(Records for the task Opens)

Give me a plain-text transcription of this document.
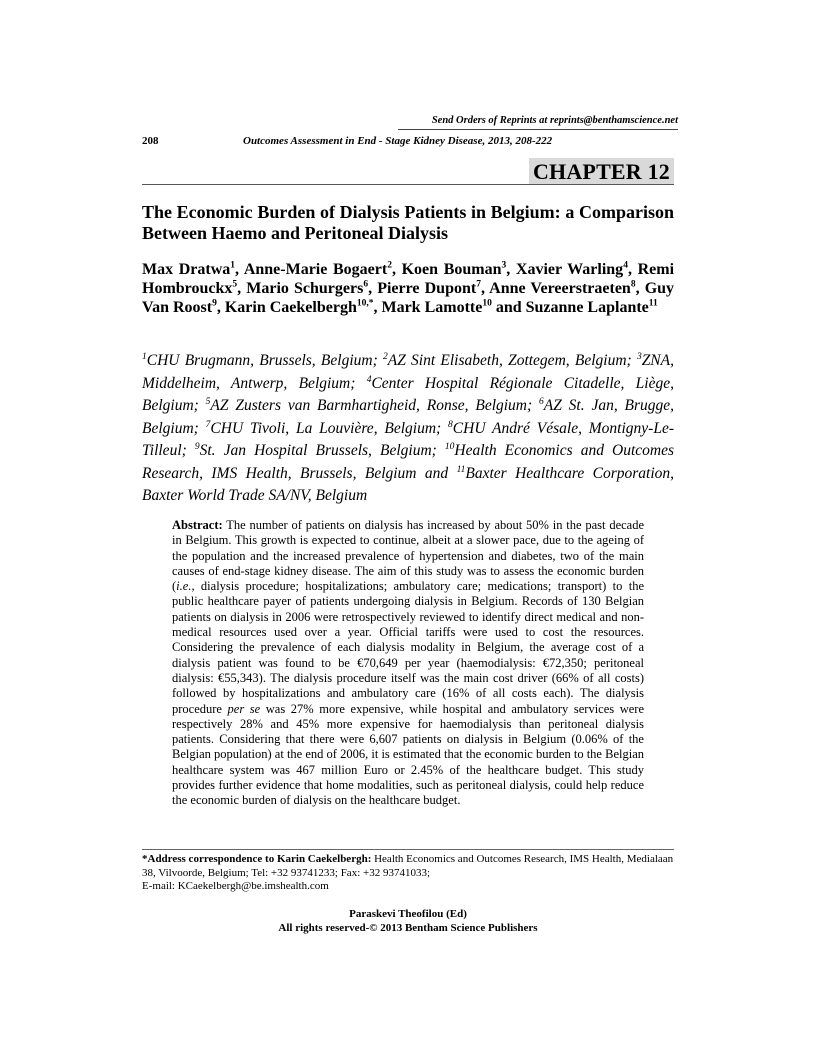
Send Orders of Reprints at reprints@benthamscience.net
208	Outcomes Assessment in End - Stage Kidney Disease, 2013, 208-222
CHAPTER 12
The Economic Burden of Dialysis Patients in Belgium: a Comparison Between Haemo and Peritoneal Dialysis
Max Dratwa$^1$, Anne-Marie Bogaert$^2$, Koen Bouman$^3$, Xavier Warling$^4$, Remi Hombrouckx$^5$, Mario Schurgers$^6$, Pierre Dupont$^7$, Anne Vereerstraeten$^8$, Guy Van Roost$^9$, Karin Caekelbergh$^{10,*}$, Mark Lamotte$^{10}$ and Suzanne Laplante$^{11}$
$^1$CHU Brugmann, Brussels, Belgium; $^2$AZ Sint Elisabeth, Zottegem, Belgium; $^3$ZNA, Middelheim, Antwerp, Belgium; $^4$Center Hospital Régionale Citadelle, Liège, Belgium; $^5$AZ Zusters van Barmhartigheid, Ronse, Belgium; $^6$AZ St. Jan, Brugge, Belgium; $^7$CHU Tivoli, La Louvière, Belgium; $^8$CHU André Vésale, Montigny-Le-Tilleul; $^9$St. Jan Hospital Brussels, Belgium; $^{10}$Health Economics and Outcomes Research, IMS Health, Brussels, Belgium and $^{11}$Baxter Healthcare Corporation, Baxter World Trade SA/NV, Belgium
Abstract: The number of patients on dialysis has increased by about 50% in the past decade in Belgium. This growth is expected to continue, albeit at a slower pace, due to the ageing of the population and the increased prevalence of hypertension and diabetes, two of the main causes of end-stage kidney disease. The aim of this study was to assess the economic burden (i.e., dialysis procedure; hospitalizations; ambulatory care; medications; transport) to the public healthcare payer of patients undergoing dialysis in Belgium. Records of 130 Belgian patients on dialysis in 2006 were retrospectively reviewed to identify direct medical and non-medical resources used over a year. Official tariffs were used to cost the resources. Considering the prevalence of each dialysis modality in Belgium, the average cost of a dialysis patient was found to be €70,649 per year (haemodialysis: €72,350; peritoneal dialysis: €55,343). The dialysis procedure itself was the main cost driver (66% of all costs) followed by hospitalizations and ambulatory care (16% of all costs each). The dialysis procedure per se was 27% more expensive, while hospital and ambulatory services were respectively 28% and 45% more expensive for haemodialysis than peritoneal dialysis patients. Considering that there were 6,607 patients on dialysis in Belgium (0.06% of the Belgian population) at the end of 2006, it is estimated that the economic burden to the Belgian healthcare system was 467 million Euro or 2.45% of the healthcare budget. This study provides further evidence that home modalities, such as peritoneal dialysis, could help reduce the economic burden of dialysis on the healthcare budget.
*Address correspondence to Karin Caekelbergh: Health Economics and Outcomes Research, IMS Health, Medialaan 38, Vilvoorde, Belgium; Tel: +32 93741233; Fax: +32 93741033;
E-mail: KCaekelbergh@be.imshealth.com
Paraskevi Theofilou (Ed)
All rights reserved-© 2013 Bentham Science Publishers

(Records for the task Closes)
(Records for the task Opens)

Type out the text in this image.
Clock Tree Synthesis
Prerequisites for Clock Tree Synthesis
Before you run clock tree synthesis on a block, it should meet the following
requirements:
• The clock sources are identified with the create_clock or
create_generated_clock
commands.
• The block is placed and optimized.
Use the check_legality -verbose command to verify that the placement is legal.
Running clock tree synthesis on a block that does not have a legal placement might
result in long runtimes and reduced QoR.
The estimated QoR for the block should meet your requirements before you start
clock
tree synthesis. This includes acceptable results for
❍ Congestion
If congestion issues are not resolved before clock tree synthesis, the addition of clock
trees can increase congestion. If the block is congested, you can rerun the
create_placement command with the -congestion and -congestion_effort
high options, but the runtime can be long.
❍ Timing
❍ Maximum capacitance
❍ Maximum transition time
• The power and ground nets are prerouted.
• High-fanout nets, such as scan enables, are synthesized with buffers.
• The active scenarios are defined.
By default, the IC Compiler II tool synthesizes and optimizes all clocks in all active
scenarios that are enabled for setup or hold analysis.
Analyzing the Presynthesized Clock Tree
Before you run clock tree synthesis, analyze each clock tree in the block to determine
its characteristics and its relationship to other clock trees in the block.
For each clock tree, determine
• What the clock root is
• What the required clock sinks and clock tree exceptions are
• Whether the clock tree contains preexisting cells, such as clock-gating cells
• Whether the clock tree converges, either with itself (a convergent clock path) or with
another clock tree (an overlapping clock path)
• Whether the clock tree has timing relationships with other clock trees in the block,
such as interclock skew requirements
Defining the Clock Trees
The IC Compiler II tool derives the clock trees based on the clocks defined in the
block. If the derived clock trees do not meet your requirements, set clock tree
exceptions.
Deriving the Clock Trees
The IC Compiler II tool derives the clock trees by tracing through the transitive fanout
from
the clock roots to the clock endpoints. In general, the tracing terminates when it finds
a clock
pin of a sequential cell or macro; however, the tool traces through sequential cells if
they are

(Records for the task Closes)

Your answer should be the lines of the material above that include "path".

### Exercise answer
• Whether the clock tree converges, either with itself (a convergent clock path) or with
another clock tree (an overlapping clock path)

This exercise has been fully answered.